DATASET RECORDS:
►

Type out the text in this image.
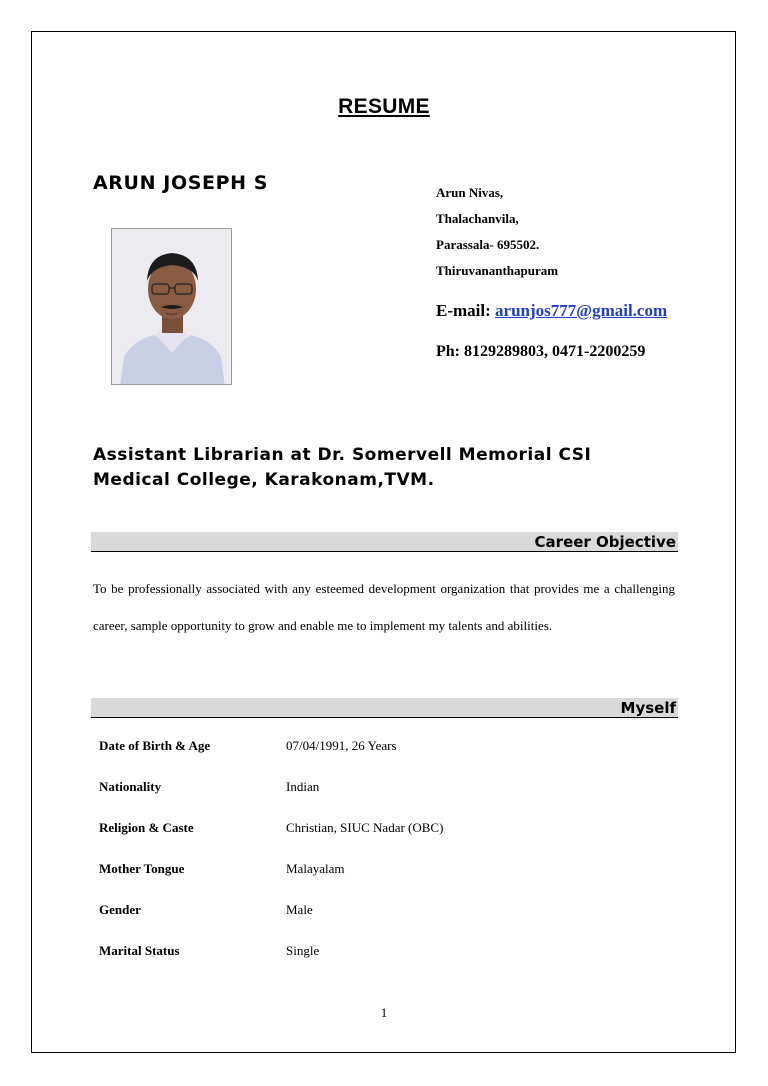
RESUME
ARUN JOSEPH S	Arun Nivas,
Thalachanvila,
Parassala- 695502.
Thiruvananthapuram
E-mail: arunjos777@gmail.com
Ph: 8129289803, 0471-2200259
Assistant Librarian at Dr. Somervell Memorial CSI Medical College, Karakonam,TVM.
Career Objective
To be professionally associated with any esteemed development organization that provides me a challenging career, sample opportunity to grow and enable me to implement my talents and abilities.
Myself
Date of Birth & Age	07/04/1991, 26 Years
Nationality	Indian
Religion & Caste	Christian, SIUC Nadar (OBC)
Mother Tongue	Malayalam
Gender	Male
Marital Status	Single
1
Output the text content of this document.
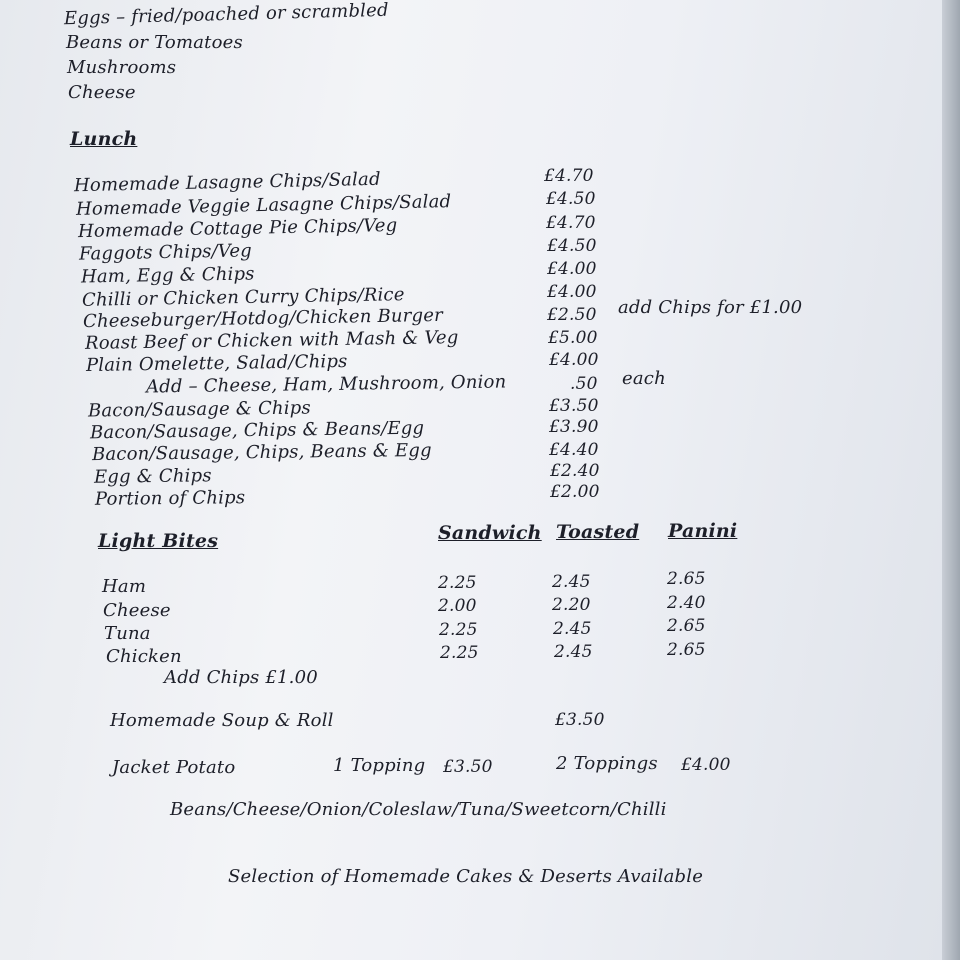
Eggs – fried/poached or scrambled
Beans or Tomatoes
Mushrooms
Cheese
Lunch
Homemade Lasagne Chips/Salad	£4.70
Homemade Veggie Lasagne Chips/Salad	£4.50
Homemade Cottage Pie Chips/Veg	£4.70
Faggots Chips/Veg	£4.50
Ham, Egg & Chips	£4.00
Chilli or Chicken Curry Chips/Rice	£4.00
Cheeseburger/Hotdog/Chicken Burger	£2.50 add Chips for £1.00
Roast Beef or Chicken with Mash & Veg	£5.00
Plain Omelette, Salad/Chips	£4.00
Add – Cheese, Ham, Mushroom, Onion	.50 each
Bacon/Sausage & Chips	£3.50
Bacon/Sausage, Chips & Beans/Egg	£3.90
Bacon/Sausage, Chips, Beans & Egg	£4.40
Egg & Chips	£2.40
Portion of Chips	£2.00
Light Bites	Sandwich Toasted Panini
Ham	2.25	2.45	2.65
Cheese	2.00	2.20	2.40
Tuna	2.25	2.45	2.65
Chicken	2.25	2.45	2.65
Add Chips £1.00
Homemade Soup & Roll	£3.50
Jacket Potato	1 Topping £3.50	2 Toppings £4.00
Beans/Cheese/Onion/Coleslaw/Tuna/Sweetcorn/Chilli
Selection of Homemade Cakes & Deserts Available
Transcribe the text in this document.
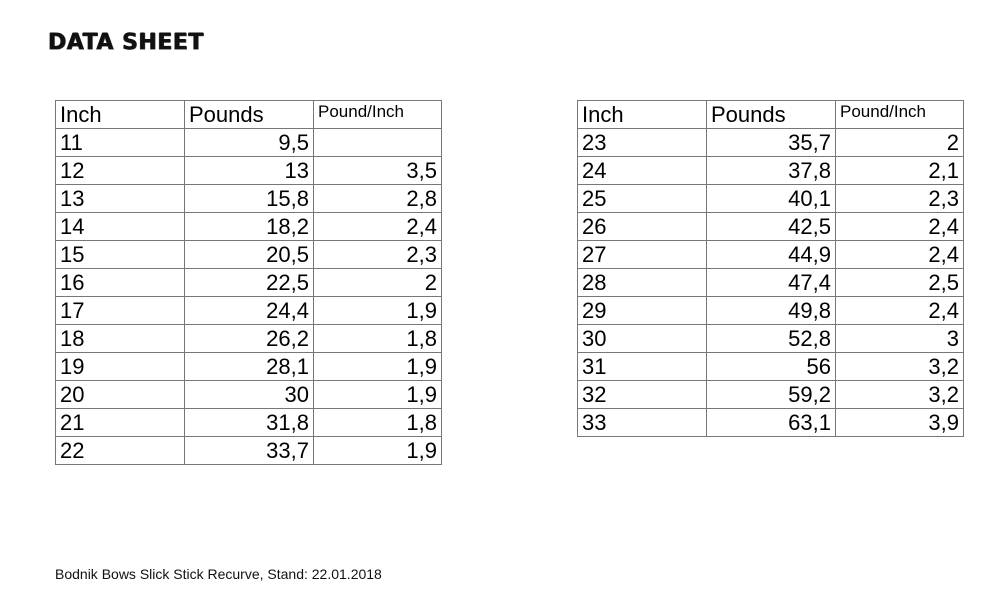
DATA SHEET
Inch	Pounds	Pound/Inch
11	9,5	
12	13	3,5
13	15,8	2,8
14	18,2	2,4
15	20,5	2,3
16	22,5	2
17	24,4	1,9
18	26,2	1,8
19	28,1	1,9
20	30	1,9
21	31,8	1,8
22	33,7	1,9
Inch	Pounds	Pound/Inch
23	35,7	2
24	37,8	2,1
25	40,1	2,3
26	42,5	2,4
27	44,9	2,4
28	47,4	2,5
29	49,8	2,4
30	52,8	3
31	56	3,2
32	59,2	3,2
33	63,1	3,9
Bodnik Bows Slick Stick Recurve, Stand: 22.01.2018
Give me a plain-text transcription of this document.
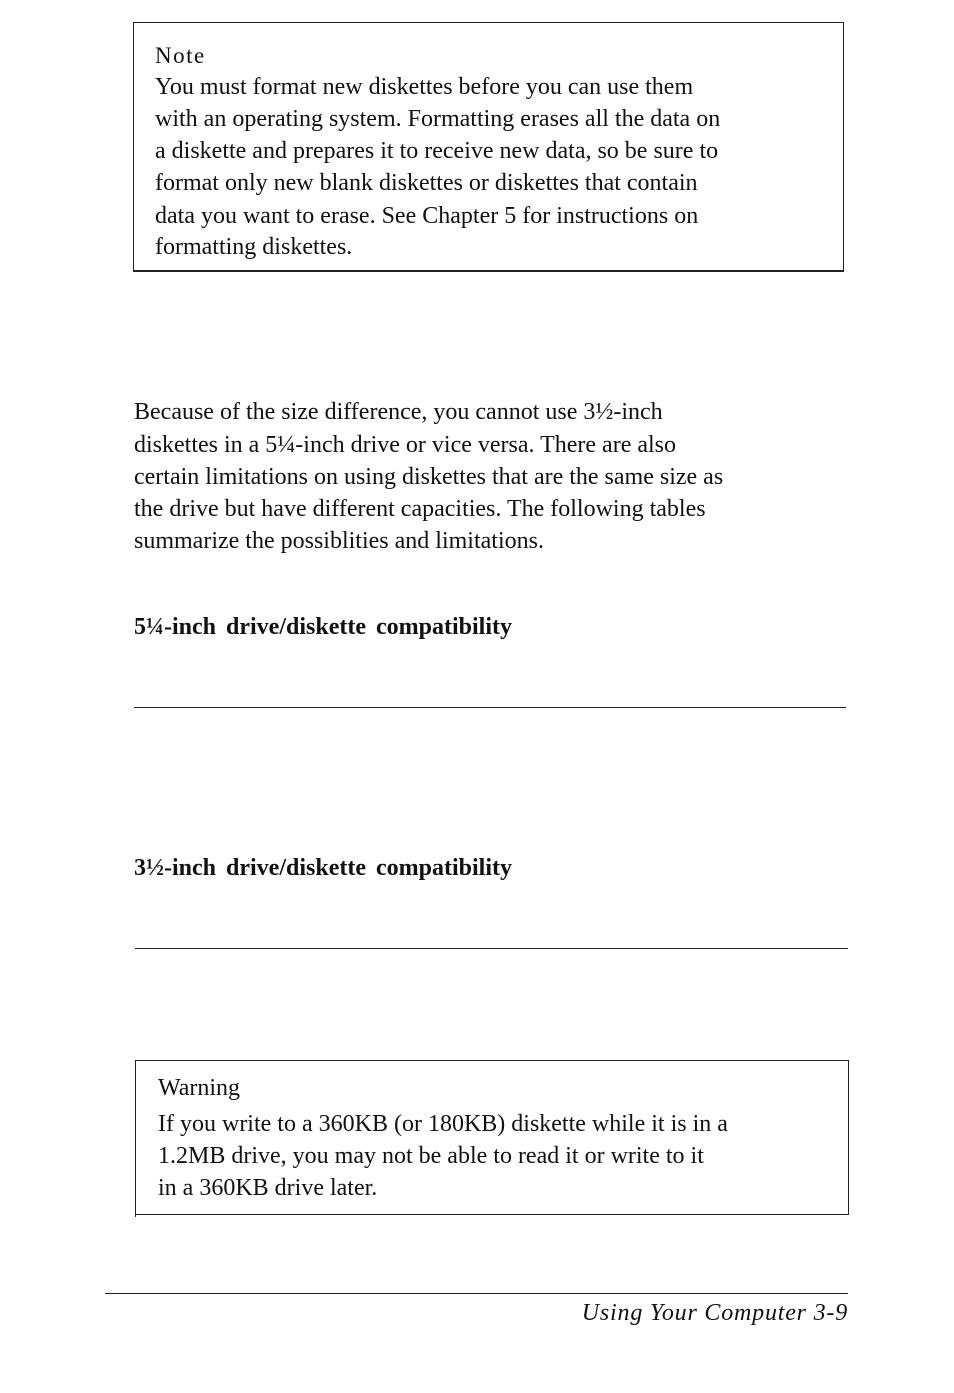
Note
You must format new diskettes before you can use them
with an operating system. Formatting erases all the data on
a diskette and prepares it to receive new data, so be sure to
format only new blank diskettes or diskettes that contain
data you want to erase. See Chapter 5 for instructions on
formatting diskettes.
Because of the size difference, you cannot use 3½-inch
diskettes in a 5¼-inch drive or vice versa. There are also
certain limitations on using diskettes that are the same size as
the drive but have different capacities. The following tables
summarize the possiblities and limitations.
5¼-inch drive/diskette compatibility
3½-inch drive/diskette compatibility
Warning
If you write to a 360KB (or 180KB) diskette while it is in a
1.2MB drive, you may not be able to read it or write to it
in a 360KB drive later.
Using Your Computer 3-9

◄

GIVEN EXERCISE:
Copy out exactly the lines from the one with "Give me a plain-text" through the end of the listing, both ends included, omitting any picture.

CORRECT OUTPUT:
Give me a plain-text transcription of this document.
Note
You must format new diskettes before you can use them
with an operating system. Formatting erases all the data on
a diskette and prepares it to receive new data, so be sure to
format only new blank diskettes or diskettes that contain
data you want to erase. See Chapter 5 for instructions on
formatting diskettes.
Because of the size difference, you cannot use 3½-inch
diskettes in a 5¼-inch drive or vice versa. There are also
certain limitations on using diskettes that are the same size as
the drive but have different capacities. The following tables
summarize the possiblities and limitations.
5¼-inch drive/diskette compatibility
3½-inch drive/diskette compatibility
Warning
If you write to a 360KB (or 180KB) diskette while it is in a
1.2MB drive, you may not be able to read it or write to it
in a 360KB drive later.
Using Your Computer 3-9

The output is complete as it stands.